(Records)
----------------

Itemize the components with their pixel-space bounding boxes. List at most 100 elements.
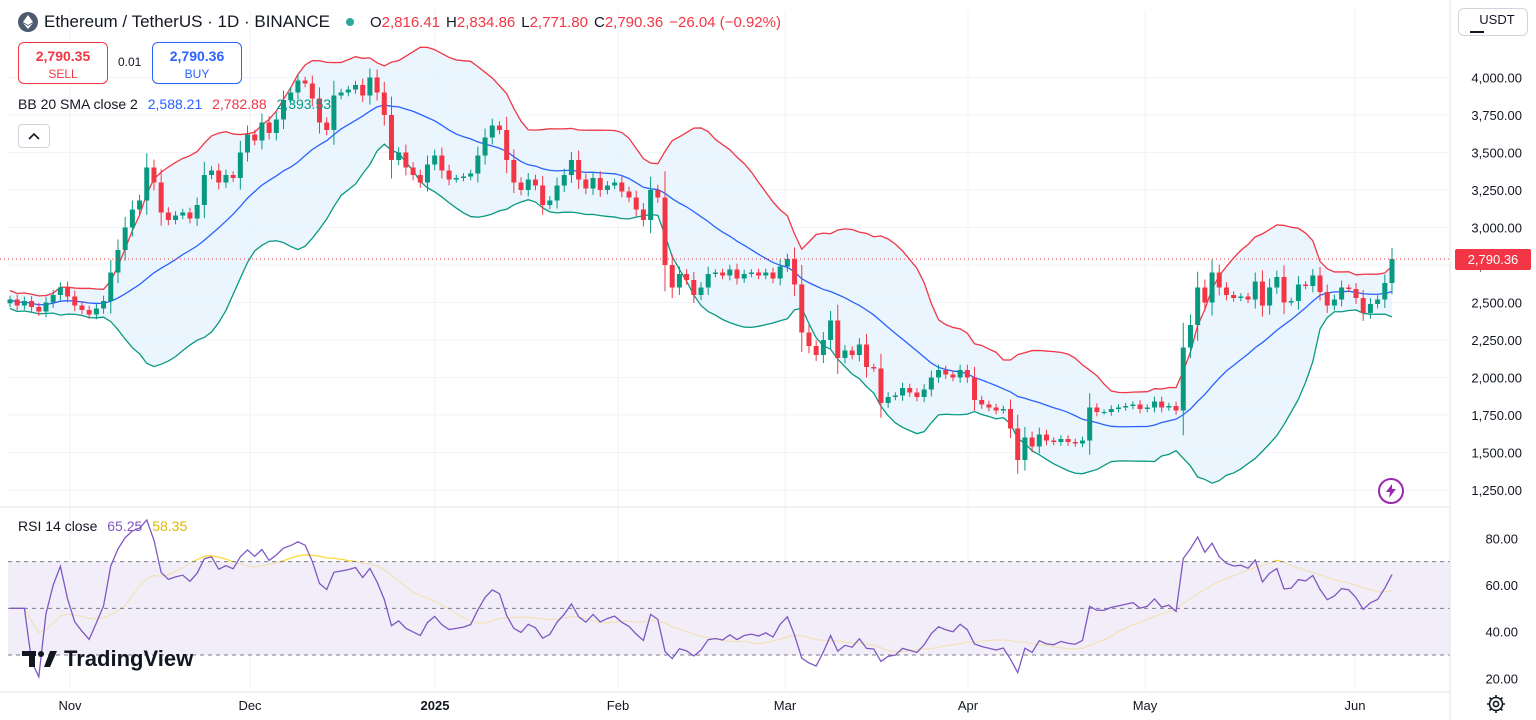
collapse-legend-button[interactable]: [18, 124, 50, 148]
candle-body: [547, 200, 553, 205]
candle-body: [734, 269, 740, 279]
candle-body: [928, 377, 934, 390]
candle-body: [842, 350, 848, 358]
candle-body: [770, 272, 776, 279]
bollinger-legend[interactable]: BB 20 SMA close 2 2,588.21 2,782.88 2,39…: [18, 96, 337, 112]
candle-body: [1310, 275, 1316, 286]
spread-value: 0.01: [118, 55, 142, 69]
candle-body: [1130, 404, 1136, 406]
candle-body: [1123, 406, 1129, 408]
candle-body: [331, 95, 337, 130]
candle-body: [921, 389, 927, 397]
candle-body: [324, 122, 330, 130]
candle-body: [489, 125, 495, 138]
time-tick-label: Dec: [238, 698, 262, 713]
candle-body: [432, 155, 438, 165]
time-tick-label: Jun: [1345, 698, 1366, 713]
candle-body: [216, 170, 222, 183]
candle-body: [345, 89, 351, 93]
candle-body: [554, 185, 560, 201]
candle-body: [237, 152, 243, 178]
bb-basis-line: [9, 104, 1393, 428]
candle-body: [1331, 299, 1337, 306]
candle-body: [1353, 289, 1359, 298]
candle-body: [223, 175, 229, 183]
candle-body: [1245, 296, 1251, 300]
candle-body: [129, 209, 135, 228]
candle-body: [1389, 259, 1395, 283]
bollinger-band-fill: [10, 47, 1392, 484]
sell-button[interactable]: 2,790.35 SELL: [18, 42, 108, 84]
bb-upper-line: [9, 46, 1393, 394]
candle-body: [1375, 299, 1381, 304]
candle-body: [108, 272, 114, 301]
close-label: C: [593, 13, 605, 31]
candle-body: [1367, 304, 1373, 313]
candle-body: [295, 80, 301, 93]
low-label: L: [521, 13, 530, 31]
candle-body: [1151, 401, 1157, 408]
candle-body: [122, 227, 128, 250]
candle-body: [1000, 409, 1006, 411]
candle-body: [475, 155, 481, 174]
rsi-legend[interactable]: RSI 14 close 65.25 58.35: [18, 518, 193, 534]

----------------

» SET EXERCISE:
Could you repeat all of the records above line for line, without any change, and omit the pictures from your answer?

» EXPECTED OUTPUT:
Itemize the components with their pixel-space bounding boxes. List at most 100 elements.
collapse-legend-button[interactable]: [18, 124, 50, 148]
candle-body: [547, 200, 553, 205]
candle-body: [734, 269, 740, 279]
candle-body: [928, 377, 934, 390]
candle-body: [842, 350, 848, 358]
candle-body: [770, 272, 776, 279]
bollinger-legend[interactable]: BB 20 SMA close 2 2,588.21 2,782.88 2,39…: [18, 96, 337, 112]
candle-body: [1310, 275, 1316, 286]
spread-value: 0.01: [118, 55, 142, 69]
candle-body: [1130, 404, 1136, 406]
candle-body: [1123, 406, 1129, 408]
candle-body: [331, 95, 337, 130]
candle-body: [921, 389, 927, 397]
candle-body: [324, 122, 330, 130]
candle-body: [489, 125, 495, 138]
time-tick-label: Dec: [238, 698, 262, 713]
candle-body: [432, 155, 438, 165]
time-tick-label: Jun: [1345, 698, 1366, 713]
candle-body: [216, 170, 222, 183]
candle-body: [345, 89, 351, 93]
candle-body: [554, 185, 560, 201]
candle-body: [237, 152, 243, 178]
bb-basis-line: [9, 104, 1393, 428]
candle-body: [1331, 299, 1337, 306]
candle-body: [1353, 289, 1359, 298]
candle-body: [223, 175, 229, 183]
candle-body: [1245, 296, 1251, 300]
candle-body: [129, 209, 135, 228]
candle-body: [1389, 259, 1395, 283]
bollinger-band-fill: [10, 47, 1392, 484]
sell-button[interactable]: 2,790.35 SELL: [18, 42, 108, 84]
bb-upper-line: [9, 46, 1393, 394]
candle-body: [1375, 299, 1381, 304]
candle-body: [108, 272, 114, 301]
close-label: C: [593, 13, 605, 31]
candle-body: [1367, 304, 1373, 313]
candle-body: [295, 80, 301, 93]
low-label: L: [521, 13, 530, 31]
candle-body: [1151, 401, 1157, 408]
candle-body: [122, 227, 128, 250]
candle-body: [1000, 409, 1006, 411]
candle-body: [475, 155, 481, 174]
rsi-legend[interactable]: RSI 14 close 65.25 58.35: [18, 518, 193, 534]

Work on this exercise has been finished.